▶ _TO DO_: Images must not appear in your copy; reproduce every other part of the records exactly.

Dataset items
--------------------
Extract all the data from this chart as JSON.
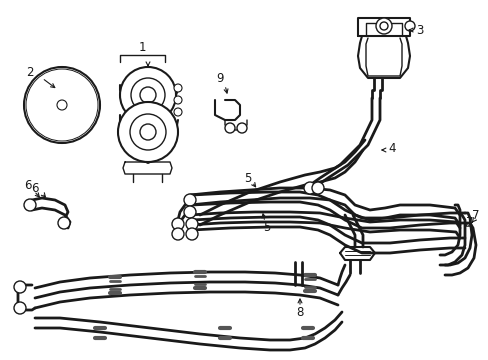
{
  "background_color": "#ffffff",
  "line_color": "#1a1a1a",
  "fig_width": 4.89,
  "fig_height": 3.6,
  "dpi": 100
}
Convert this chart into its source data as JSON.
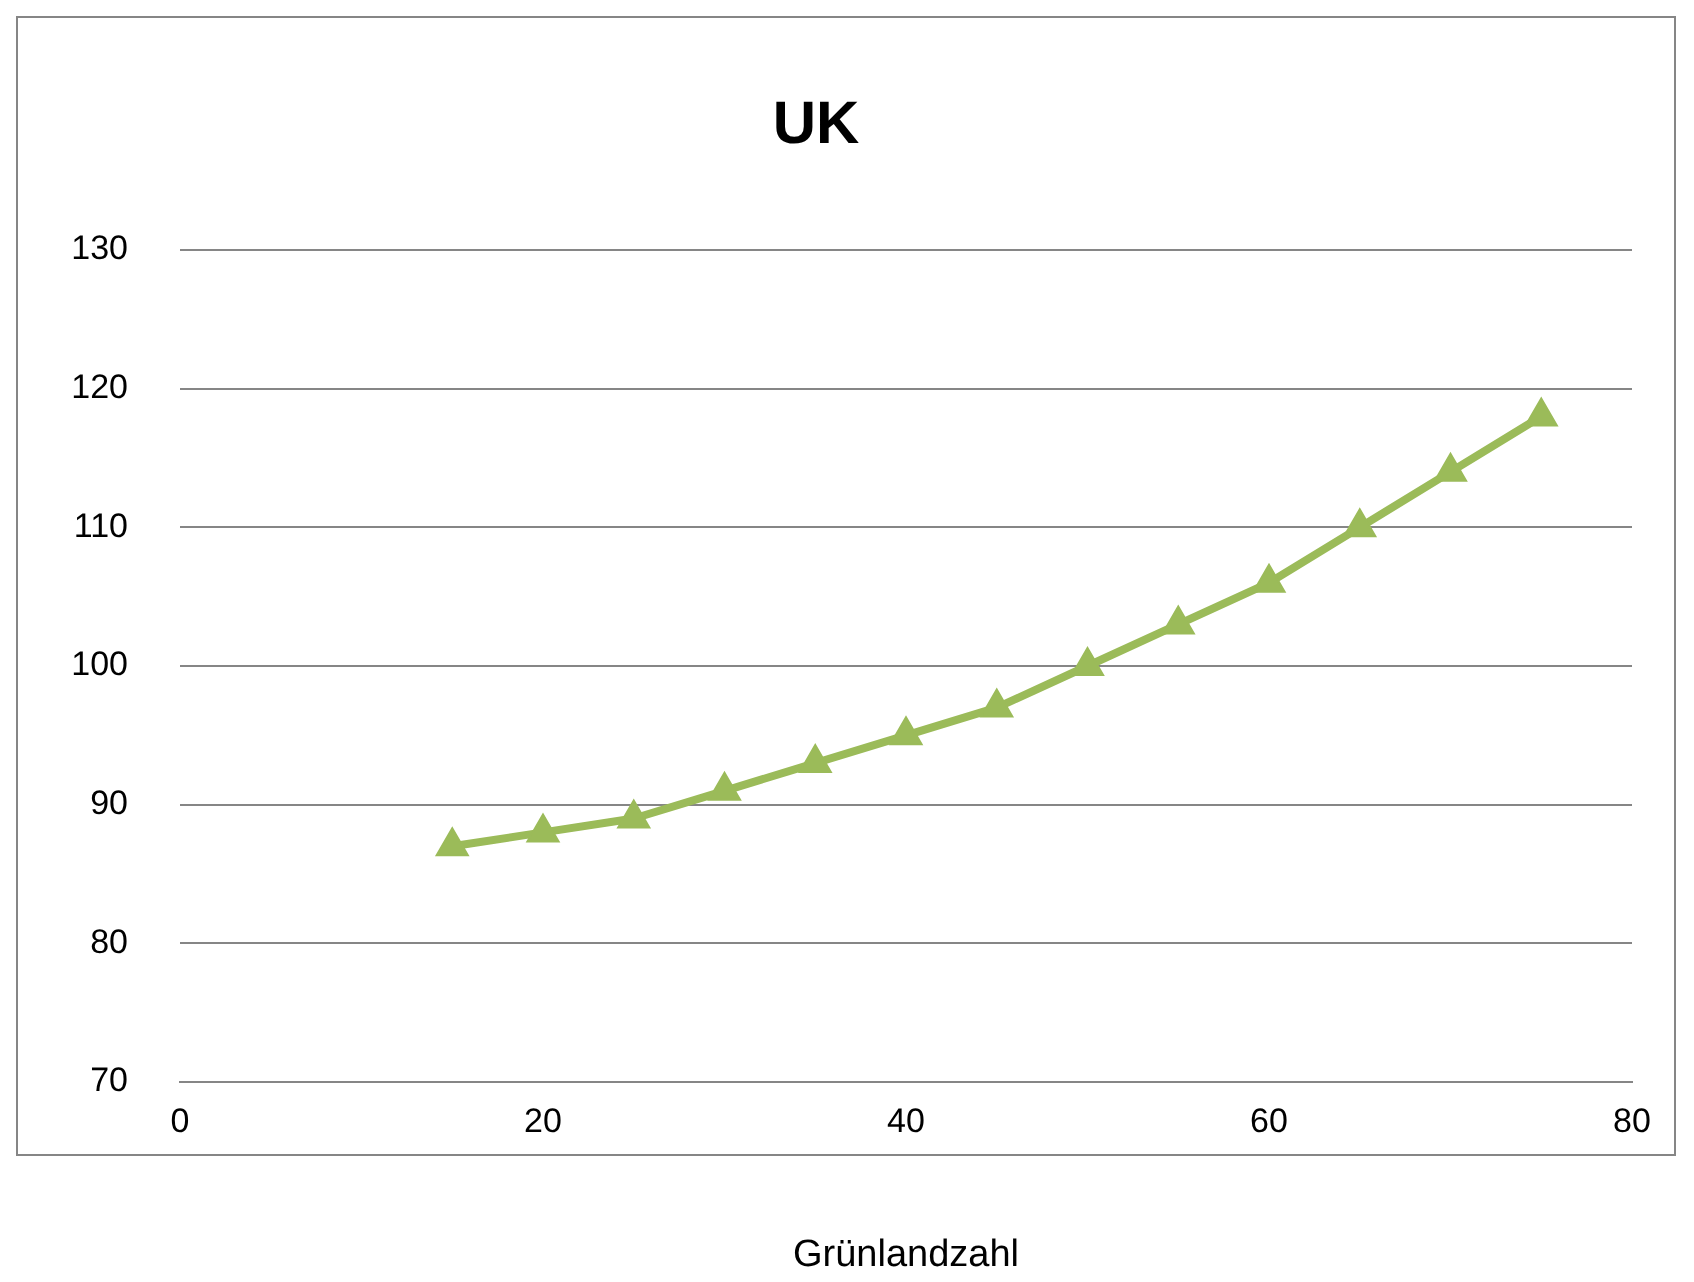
{
  "chart_data": {
    "type": "line",
    "title": "UK",
    "xlabel": "Grünlandzahl",
    "x": [
      15,
      20,
      25,
      30,
      35,
      40,
      45,
      50,
      55,
      60,
      65,
      70,
      75
    ],
    "series": [
      {
        "color": "#9bbb59",
        "values": [
          87,
          88,
          89,
          91,
          93,
          95,
          97,
          100,
          103,
          106,
          110,
          114,
          118
        ]
      }
    ],
    "xlim": [
      0,
      80
    ],
    "xticks": [
      0,
      20,
      40,
      60,
      80
    ],
    "ylim": [
      70,
      130
    ],
    "yticks": [
      70,
      80,
      90,
      100,
      110,
      120,
      130
    ],
    "grid": "y",
    "legend": false,
    "marker": "triangle",
    "line_style": "solid"
  }
}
--------------------
▶ _WRITTEN SOLUTION_:
Extract all the data from this chart as JSON.
{
  "background_color": "#ffffff",
  "line_color": "#1a1a1a",
  "fig_width": 4.89,
  "fig_height": 3.6,
  "dpi": 100
}
Convert this chart into its source data as JSON.
{
  "chart_data": {
    "type": "line",
    "title": "UK",
    "xlabel": "Grünlandzahl",
    "x": [
      15,
      20,
      25,
      30,
      35,
      40,
      45,
      50,
      55,
      60,
      65,
      70,
      75
    ],
    "series": [
      {
        "color": "#9bbb59",
        "values": [
          87,
          88,
          89,
          91,
          93,
          95,
          97,
          100,
          103,
          106,
          110,
          114,
          118
        ]
      }
    ],
    "xlim": [
      0,
      80
    ],
    "xticks": [
      0,
      20,
      40,
      60,
      80
    ],
    "ylim": [
      70,
      130
    ],
    "yticks": [
      70,
      80,
      90,
      100,
      110,
      120,
      130
    ],
    "grid": "y",
    "legend": false,
    "marker": "triangle",
    "line_style": "solid"
  }
}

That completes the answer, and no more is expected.